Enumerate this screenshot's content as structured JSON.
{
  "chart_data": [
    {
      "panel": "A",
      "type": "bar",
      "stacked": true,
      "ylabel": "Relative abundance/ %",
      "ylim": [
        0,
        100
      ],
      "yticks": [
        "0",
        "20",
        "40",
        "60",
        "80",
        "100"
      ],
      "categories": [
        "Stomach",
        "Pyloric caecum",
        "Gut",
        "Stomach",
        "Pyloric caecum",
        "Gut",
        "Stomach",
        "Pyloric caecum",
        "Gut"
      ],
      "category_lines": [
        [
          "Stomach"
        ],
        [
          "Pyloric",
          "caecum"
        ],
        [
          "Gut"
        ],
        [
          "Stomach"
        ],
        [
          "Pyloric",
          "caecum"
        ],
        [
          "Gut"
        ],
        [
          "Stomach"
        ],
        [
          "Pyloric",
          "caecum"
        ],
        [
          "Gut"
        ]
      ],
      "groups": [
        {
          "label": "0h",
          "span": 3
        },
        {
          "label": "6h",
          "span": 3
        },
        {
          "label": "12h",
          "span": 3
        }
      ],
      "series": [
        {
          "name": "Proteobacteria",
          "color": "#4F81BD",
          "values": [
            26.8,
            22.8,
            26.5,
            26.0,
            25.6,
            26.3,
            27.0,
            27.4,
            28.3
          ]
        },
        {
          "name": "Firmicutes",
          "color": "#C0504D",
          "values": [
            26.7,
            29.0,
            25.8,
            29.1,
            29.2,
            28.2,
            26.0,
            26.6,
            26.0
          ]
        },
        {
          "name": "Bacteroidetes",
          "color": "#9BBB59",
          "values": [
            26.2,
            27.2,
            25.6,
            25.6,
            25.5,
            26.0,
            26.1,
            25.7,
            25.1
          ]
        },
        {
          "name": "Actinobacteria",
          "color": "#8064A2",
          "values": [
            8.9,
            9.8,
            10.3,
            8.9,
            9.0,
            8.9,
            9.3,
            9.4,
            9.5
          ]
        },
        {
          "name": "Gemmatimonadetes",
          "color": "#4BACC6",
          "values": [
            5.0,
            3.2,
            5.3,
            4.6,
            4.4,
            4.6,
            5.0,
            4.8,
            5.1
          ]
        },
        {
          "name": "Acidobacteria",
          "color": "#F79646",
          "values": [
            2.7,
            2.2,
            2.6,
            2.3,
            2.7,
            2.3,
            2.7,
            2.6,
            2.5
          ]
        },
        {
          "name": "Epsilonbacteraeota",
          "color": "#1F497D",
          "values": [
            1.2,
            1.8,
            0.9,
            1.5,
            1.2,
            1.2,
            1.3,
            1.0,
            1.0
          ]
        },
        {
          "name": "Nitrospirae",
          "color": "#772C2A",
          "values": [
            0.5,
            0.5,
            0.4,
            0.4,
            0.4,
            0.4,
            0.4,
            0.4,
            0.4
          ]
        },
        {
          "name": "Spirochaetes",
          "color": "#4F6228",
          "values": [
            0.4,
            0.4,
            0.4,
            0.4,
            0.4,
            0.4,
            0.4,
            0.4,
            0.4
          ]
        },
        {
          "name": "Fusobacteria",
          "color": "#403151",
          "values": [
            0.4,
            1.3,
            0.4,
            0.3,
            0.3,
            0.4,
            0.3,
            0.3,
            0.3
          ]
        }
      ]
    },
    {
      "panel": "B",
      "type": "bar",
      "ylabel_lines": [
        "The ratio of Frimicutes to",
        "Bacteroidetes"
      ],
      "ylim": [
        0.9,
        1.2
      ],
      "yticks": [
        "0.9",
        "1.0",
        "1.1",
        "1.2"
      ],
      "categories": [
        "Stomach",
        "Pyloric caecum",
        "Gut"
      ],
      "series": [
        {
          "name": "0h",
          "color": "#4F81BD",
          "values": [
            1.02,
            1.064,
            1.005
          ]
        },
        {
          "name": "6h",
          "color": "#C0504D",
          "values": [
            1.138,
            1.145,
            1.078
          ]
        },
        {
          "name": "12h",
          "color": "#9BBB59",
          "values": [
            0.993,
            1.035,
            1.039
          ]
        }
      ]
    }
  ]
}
══════════════════════════════
For this exercise, gather every line of the data that contains the word "Bacteroidetes".

          "name": "Bacteroidetes",
        "Bacteroidetes"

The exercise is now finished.